● **Stated problem**
Each line below must be set down exactly; omit any image you find.

● **Available data**

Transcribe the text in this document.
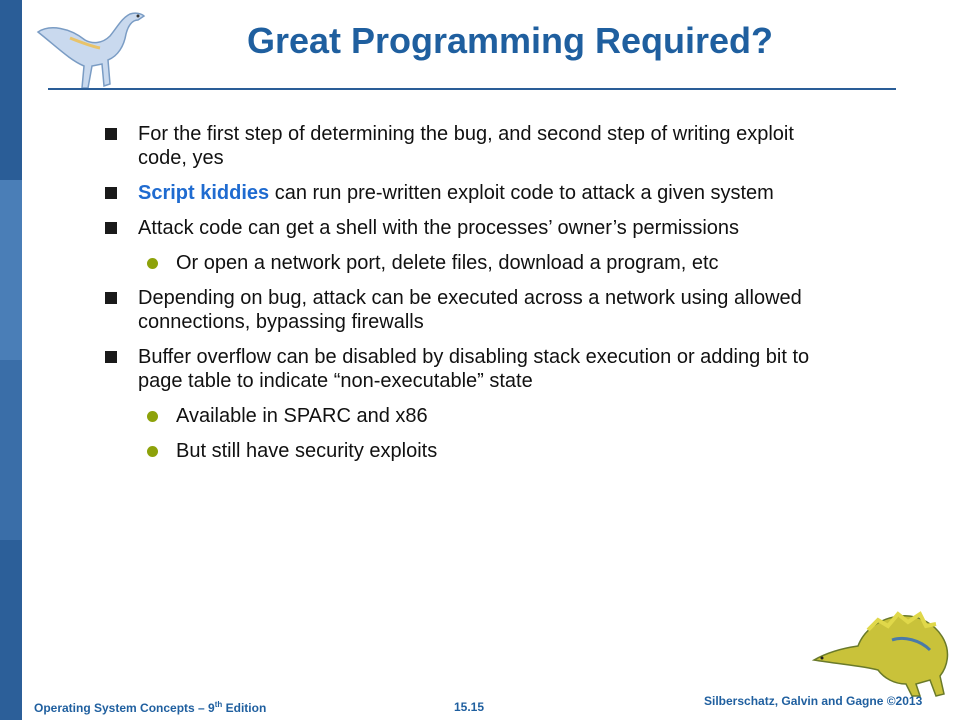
Great Programming Required?
For the first step of determining the bug, and second step of writing exploit code, yes
Script kiddies can run pre-written exploit code to attack a given system
Attack code can get a shell with the processes’ owner’s permissions
Or open a network port, delete files, download a program, etc
Depending on bug, attack can be executed across a network using allowed connections, bypassing firewalls
Buffer overflow can be disabled by disabling stack execution or adding bit to page table to indicate “non-executable” state
Available in SPARC and x86
But still have security exploits
Operating System Concepts – 9th Edition	15.15	Silberschatz, Galvin and Gagne ©2013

● **Exercise result**
Transcribe the text in this document.
Great Programming Required?
For the first step of determining the bug, and second step of writing exploit code, yes
Script kiddies can run pre-written exploit code to attack a given system
Attack code can get a shell with the processes’ owner’s permissions
Or open a network port, delete files, download a program, etc
Depending on bug, attack can be executed across a network using allowed connections, bypassing firewalls
Buffer overflow can be disabled by disabling stack execution or adding bit to page table to indicate “non-executable” state
Available in SPARC and x86
But still have security exploits
Operating System Concepts – 9th Edition	15.15	Silberschatz, Galvin and Gagne ©2013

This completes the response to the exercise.